---------- DATA SHOWN ----------

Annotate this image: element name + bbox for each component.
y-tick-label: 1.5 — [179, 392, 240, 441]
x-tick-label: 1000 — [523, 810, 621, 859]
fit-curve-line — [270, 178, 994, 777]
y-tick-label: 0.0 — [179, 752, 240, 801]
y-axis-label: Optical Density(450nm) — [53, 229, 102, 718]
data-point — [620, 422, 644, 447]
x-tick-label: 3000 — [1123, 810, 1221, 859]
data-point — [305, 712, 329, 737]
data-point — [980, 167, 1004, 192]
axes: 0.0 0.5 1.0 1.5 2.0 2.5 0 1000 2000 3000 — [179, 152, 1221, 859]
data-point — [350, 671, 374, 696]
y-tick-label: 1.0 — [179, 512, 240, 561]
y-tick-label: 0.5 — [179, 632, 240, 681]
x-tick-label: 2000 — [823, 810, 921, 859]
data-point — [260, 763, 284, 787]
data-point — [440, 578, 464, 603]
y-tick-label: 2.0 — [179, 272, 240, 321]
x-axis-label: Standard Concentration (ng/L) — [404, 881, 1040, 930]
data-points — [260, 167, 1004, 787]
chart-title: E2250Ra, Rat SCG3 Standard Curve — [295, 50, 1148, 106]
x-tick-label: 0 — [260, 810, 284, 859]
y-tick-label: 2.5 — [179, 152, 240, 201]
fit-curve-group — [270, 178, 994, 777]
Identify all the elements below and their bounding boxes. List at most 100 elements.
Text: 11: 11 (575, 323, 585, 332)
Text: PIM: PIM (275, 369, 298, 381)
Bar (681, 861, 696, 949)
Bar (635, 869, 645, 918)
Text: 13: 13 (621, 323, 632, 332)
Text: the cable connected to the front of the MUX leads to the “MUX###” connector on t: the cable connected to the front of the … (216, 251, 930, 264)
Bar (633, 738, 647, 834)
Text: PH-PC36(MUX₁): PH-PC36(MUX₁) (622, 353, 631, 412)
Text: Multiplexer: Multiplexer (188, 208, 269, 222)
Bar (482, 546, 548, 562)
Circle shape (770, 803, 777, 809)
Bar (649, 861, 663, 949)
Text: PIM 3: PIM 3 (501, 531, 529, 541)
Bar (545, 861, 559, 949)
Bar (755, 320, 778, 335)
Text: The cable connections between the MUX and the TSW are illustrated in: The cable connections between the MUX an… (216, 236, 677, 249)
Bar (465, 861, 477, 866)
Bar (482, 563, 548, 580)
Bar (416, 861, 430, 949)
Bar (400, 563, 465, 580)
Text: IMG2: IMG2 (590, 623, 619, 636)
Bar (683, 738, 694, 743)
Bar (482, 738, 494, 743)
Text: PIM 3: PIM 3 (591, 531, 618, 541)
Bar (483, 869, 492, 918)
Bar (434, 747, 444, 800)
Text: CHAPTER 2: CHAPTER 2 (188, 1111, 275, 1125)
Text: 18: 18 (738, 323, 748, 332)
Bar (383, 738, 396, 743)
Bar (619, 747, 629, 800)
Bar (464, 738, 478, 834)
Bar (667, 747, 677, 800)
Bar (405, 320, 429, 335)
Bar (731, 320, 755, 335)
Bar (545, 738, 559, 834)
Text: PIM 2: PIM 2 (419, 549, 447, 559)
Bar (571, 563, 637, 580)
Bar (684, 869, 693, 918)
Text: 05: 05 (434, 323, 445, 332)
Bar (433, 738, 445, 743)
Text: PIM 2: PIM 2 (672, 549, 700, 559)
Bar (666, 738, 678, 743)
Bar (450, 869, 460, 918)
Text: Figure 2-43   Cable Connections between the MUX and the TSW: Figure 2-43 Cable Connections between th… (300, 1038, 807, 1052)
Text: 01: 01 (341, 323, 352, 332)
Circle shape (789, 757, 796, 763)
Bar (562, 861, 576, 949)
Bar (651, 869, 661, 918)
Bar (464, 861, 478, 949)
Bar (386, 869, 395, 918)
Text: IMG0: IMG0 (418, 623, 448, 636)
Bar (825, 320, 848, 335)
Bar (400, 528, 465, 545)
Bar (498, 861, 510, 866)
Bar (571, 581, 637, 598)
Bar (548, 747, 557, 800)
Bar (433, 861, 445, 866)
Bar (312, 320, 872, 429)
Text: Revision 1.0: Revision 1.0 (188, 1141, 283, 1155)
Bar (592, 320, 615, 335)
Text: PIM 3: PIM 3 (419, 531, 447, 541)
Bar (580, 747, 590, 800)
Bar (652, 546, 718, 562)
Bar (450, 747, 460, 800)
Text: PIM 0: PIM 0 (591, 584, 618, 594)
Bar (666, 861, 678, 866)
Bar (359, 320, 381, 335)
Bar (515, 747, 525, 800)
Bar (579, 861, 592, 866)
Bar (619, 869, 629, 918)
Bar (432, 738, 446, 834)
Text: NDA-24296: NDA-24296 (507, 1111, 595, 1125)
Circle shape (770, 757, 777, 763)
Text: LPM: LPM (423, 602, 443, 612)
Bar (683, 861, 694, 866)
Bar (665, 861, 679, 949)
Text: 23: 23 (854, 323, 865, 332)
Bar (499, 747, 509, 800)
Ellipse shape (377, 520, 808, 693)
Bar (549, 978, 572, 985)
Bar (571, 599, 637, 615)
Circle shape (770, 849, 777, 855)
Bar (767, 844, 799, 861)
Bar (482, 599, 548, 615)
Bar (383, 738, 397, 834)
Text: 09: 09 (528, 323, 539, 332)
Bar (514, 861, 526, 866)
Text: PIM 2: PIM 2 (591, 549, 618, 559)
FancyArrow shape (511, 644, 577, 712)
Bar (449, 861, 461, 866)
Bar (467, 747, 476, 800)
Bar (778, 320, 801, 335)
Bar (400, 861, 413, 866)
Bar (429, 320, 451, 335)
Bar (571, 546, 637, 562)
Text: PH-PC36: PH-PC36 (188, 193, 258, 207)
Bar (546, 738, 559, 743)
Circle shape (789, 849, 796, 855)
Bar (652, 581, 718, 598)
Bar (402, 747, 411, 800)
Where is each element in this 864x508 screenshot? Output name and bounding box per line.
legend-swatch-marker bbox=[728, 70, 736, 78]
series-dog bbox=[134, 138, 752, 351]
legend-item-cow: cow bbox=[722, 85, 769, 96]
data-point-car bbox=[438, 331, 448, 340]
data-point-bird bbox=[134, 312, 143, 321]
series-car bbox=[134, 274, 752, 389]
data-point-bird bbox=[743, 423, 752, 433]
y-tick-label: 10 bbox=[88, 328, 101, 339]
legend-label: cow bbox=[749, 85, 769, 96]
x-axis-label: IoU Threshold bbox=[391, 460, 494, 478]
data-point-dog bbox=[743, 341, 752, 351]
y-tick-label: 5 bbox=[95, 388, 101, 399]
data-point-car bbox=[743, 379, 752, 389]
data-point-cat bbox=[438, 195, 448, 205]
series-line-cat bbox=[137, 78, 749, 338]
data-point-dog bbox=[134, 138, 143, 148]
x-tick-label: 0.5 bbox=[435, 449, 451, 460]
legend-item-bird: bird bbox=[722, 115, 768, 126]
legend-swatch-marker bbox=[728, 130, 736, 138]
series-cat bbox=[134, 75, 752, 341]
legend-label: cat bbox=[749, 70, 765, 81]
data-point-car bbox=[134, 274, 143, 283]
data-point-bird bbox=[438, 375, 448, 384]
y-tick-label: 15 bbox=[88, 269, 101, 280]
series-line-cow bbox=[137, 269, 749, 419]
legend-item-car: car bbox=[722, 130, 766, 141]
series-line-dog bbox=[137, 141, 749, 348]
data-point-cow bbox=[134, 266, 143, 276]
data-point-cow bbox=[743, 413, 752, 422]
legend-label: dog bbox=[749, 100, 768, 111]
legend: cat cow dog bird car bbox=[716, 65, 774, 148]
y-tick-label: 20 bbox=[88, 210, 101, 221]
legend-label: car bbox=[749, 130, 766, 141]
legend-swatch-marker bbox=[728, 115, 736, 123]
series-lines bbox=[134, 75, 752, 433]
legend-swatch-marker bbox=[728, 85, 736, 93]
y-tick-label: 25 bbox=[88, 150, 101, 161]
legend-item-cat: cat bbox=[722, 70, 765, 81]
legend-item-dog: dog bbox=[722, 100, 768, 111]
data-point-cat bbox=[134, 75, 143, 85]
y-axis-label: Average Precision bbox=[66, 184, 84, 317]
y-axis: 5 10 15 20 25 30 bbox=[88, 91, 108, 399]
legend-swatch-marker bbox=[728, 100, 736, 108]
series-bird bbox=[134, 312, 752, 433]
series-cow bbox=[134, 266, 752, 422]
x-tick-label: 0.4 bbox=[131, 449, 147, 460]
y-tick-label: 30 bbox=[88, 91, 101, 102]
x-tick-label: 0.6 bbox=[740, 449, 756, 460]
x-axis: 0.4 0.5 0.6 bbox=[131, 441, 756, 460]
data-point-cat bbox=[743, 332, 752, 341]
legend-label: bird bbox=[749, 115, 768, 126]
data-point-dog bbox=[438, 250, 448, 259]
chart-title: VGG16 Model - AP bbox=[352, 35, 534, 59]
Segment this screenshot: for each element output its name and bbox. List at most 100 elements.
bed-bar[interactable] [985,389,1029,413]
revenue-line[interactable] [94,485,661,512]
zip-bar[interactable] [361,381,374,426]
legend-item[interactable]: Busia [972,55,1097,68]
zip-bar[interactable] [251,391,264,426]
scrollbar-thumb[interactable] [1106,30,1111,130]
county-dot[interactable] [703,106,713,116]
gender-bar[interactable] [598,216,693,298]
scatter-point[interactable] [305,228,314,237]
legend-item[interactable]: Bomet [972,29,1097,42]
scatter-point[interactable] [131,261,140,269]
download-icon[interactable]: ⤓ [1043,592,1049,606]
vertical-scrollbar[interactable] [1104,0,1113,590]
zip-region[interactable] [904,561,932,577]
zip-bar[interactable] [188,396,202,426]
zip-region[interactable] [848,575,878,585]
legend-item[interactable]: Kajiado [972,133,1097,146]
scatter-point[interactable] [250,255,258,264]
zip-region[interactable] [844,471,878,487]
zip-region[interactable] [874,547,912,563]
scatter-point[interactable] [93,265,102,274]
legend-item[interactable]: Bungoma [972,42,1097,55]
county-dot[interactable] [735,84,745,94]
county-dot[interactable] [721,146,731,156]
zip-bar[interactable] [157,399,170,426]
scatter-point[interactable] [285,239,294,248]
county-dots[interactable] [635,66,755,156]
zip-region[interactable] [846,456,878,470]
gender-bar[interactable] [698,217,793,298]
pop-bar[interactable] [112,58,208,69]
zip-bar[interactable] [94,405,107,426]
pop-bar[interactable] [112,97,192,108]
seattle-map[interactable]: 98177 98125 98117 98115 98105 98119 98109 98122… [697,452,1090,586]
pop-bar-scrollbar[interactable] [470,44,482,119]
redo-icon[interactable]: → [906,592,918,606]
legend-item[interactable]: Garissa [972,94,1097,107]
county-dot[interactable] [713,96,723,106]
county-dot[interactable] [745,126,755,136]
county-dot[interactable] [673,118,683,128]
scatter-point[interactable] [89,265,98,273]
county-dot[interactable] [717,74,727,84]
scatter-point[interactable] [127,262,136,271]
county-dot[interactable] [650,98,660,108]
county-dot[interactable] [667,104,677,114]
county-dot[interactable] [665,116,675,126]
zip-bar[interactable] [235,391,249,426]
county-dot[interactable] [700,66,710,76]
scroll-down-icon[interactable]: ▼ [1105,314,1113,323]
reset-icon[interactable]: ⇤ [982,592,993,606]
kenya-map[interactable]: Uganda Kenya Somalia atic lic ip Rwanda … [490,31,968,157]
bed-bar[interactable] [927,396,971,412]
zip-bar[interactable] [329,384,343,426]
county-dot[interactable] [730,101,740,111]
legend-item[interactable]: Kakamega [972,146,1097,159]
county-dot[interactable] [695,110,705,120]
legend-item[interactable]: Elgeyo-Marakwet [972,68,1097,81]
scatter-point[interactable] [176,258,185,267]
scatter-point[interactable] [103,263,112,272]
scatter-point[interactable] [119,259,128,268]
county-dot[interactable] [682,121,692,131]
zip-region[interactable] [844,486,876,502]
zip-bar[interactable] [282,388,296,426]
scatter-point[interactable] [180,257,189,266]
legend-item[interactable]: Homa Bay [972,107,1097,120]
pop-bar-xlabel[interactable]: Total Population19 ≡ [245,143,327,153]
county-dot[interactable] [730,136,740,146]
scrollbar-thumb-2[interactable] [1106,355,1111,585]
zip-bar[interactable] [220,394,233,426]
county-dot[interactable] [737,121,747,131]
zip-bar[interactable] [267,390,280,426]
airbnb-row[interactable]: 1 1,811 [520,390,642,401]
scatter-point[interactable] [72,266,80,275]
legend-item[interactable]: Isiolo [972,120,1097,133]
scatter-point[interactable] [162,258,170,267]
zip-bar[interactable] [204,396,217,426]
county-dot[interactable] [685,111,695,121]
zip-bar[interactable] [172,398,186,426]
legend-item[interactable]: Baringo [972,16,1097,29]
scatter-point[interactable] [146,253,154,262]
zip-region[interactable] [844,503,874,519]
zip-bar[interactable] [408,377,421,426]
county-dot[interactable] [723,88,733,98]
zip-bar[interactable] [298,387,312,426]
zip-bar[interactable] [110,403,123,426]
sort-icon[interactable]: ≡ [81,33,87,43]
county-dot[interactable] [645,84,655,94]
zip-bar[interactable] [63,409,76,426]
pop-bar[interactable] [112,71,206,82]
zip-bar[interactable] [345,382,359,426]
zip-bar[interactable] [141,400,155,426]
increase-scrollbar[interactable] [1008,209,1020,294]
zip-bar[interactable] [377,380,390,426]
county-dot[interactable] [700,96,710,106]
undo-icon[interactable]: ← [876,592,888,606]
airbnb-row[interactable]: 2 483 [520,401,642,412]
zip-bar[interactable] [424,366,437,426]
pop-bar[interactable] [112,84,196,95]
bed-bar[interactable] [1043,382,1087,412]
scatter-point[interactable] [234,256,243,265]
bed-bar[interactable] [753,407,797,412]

----------

TASK STATEMENT: Copy out everything from the first line of the items down through the line containing "x-tick-label: 2000 — [823, 810, 921, 859]", including that line, with every line reproduced unchanged.

EXPECTED ANSWER:
Annotate this image: element name + bbox for each component.
y-tick-label: 1.5 — [179, 392, 240, 441]
x-tick-label: 1000 — [523, 810, 621, 859]
fit-curve-line — [270, 178, 994, 777]
y-tick-label: 0.0 — [179, 752, 240, 801]
y-axis-label: Optical Density(450nm) — [53, 229, 102, 718]
data-point — [620, 422, 644, 447]
x-tick-label: 3000 — [1123, 810, 1221, 859]
data-point — [305, 712, 329, 737]
data-point — [980, 167, 1004, 192]
axes: 0.0 0.5 1.0 1.5 2.0 2.5 0 1000 2000 3000 — [179, 152, 1221, 859]
data-point — [350, 671, 374, 696]
y-tick-label: 1.0 — [179, 512, 240, 561]
y-tick-label: 0.5 — [179, 632, 240, 681]
x-tick-label: 2000 — [823, 810, 921, 859]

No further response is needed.